▶ Written problem
Where a line below holds the string "Windows", copy that line.

▶ Dataset extract
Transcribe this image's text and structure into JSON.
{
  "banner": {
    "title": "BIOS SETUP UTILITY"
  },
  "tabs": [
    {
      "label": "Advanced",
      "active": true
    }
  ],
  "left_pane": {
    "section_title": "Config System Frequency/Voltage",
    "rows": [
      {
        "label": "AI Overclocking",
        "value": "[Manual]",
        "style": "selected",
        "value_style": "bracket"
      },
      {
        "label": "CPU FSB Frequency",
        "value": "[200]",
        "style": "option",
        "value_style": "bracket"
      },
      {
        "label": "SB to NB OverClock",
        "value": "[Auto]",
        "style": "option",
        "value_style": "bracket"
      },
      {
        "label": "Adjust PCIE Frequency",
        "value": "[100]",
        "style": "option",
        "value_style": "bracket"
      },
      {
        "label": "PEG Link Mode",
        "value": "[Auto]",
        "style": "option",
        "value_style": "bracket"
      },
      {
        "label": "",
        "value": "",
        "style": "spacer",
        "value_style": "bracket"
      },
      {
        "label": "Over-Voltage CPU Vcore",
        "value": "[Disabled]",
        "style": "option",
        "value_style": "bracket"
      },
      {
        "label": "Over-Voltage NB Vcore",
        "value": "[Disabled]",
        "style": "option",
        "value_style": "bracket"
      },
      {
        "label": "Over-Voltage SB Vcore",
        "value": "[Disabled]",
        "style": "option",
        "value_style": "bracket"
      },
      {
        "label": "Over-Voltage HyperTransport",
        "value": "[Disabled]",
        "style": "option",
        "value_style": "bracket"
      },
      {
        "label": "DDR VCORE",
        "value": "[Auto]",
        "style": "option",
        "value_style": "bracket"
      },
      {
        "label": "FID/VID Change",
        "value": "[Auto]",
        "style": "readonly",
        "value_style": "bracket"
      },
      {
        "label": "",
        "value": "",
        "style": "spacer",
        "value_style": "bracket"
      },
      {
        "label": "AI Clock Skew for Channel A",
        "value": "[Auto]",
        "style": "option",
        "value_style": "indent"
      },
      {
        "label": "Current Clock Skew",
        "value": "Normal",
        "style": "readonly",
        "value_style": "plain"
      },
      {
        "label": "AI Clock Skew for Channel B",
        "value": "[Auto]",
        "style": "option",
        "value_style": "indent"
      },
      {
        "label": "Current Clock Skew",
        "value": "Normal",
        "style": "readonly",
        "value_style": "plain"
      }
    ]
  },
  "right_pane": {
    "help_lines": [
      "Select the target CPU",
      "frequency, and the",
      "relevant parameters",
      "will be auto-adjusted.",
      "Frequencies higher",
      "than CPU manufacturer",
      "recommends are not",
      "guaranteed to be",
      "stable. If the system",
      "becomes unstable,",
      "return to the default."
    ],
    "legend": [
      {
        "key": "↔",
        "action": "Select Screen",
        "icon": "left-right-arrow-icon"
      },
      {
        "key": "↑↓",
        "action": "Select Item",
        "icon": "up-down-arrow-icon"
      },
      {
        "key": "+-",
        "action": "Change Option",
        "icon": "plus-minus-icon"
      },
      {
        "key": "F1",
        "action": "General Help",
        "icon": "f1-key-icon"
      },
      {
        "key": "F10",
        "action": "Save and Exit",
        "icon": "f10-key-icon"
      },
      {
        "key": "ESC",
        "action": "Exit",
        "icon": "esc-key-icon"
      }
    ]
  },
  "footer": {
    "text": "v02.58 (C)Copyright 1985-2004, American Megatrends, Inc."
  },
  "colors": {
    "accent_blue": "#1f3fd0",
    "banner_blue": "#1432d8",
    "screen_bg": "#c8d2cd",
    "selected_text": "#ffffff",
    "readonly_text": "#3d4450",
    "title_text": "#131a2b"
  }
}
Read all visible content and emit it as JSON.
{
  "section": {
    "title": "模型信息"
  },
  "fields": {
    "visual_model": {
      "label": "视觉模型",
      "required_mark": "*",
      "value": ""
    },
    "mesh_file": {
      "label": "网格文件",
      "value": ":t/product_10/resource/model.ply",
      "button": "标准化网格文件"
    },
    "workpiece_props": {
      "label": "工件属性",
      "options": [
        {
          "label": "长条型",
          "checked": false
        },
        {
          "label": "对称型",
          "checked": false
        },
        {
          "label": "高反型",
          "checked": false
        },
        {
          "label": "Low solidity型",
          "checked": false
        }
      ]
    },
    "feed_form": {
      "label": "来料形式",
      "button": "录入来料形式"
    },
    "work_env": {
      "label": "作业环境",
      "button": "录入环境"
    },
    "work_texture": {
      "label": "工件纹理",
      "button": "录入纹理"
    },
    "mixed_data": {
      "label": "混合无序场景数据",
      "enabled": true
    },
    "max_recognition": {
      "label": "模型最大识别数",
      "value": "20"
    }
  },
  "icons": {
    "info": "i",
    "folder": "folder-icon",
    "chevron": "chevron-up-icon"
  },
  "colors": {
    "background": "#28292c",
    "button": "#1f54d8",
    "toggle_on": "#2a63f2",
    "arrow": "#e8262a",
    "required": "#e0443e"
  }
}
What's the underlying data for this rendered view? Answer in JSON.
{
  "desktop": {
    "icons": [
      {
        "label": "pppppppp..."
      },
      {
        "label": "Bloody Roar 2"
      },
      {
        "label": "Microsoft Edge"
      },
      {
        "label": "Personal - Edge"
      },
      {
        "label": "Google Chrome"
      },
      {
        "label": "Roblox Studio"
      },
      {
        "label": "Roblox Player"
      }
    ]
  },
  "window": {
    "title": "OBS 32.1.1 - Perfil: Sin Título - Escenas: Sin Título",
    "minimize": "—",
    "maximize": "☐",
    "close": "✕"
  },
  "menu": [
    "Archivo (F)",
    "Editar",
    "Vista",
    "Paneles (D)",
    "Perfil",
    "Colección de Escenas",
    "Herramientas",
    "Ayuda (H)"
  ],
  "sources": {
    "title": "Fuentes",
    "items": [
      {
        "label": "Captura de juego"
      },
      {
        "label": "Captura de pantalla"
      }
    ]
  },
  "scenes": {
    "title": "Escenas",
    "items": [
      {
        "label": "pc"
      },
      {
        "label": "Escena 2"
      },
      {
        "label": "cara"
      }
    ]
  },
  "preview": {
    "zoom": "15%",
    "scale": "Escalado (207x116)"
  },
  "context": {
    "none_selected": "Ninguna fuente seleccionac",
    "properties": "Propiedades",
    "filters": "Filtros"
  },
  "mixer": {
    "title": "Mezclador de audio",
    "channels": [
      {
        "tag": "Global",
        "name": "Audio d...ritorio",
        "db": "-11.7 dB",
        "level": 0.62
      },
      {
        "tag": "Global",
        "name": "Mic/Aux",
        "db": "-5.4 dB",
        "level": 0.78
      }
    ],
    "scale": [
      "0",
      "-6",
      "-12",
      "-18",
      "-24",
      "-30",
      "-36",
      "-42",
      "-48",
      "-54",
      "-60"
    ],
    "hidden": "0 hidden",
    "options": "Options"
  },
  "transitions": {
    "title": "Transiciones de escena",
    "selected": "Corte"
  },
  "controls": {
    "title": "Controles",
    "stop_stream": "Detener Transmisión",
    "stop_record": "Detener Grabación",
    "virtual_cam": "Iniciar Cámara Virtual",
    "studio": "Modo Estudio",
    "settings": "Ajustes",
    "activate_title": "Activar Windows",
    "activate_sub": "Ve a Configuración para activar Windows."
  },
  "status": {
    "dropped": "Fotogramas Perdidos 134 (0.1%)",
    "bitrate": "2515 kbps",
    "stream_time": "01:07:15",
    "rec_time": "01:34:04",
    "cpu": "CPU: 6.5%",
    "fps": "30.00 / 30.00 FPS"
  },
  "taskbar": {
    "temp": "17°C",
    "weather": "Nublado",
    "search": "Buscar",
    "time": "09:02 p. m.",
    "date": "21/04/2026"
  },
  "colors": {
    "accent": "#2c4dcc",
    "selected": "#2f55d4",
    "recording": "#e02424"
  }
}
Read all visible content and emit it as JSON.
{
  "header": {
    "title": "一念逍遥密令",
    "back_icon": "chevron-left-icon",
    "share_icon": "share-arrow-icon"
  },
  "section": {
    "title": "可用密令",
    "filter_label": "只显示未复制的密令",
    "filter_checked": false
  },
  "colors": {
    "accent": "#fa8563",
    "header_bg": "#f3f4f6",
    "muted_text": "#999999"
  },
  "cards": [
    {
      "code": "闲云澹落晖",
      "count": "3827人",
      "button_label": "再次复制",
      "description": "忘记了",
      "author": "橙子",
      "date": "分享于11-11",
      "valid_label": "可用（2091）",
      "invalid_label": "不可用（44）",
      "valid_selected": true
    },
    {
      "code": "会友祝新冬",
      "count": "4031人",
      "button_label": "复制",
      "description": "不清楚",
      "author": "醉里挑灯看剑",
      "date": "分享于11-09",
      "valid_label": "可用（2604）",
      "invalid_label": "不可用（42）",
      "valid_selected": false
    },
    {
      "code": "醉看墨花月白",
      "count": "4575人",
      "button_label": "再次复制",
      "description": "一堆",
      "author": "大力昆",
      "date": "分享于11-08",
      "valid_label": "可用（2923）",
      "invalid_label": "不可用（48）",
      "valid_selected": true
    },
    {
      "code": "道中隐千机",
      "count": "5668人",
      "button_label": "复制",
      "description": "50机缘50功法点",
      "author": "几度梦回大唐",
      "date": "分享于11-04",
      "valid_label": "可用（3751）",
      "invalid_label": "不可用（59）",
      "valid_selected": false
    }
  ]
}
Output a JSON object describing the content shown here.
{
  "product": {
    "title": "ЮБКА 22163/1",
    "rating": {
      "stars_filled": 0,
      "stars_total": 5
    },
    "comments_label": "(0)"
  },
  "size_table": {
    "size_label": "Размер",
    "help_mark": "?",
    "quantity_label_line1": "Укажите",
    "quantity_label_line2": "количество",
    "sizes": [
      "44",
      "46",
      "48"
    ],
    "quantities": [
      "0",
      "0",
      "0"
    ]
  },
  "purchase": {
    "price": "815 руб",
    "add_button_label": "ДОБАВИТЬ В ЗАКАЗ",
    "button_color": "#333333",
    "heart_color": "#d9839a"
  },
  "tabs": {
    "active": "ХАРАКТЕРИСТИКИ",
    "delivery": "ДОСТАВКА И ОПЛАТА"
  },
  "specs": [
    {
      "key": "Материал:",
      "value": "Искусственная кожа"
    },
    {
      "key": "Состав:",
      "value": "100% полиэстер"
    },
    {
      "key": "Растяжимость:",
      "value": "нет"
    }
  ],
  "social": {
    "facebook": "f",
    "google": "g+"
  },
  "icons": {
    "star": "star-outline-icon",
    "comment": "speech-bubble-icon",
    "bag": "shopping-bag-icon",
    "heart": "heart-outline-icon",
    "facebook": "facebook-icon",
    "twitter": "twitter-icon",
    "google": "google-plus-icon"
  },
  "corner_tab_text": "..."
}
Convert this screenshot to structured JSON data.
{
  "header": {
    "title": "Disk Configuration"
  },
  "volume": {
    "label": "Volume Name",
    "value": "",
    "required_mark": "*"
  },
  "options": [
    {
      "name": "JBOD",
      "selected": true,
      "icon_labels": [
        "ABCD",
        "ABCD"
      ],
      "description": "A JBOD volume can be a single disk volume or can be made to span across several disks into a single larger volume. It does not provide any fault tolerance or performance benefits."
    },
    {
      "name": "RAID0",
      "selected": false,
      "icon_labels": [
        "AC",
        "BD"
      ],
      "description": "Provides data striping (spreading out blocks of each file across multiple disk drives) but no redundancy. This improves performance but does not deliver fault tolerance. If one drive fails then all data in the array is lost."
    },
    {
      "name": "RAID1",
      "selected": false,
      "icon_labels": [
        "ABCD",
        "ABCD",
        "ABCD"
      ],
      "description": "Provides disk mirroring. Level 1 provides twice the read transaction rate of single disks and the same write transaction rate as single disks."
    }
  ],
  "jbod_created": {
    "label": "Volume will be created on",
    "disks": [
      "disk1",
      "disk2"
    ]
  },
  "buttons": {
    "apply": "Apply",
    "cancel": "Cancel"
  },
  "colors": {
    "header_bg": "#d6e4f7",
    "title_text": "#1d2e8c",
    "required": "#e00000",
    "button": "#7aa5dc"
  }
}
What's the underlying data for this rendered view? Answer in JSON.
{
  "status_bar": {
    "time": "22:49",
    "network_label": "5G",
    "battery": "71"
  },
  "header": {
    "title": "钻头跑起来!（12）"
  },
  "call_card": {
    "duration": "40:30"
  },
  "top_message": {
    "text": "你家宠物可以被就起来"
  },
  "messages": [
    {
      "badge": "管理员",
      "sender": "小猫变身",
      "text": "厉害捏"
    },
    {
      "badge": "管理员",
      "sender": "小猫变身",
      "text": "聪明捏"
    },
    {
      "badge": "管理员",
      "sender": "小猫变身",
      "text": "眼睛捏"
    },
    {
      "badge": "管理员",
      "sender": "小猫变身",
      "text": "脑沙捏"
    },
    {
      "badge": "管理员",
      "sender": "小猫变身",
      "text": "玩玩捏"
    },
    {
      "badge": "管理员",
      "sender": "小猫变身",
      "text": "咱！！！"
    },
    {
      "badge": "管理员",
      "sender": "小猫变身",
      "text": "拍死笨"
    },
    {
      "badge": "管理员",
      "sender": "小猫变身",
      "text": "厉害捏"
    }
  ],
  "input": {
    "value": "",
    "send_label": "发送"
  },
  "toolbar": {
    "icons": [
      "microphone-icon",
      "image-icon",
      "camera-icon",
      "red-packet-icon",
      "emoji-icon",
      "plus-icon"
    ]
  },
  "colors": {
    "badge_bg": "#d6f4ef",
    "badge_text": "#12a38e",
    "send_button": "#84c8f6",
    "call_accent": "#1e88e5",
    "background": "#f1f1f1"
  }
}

▶ Exercise answer
    "activate_title": "Activar Windows",
    "activate_sub": "Ve a Configuración para activar Windows."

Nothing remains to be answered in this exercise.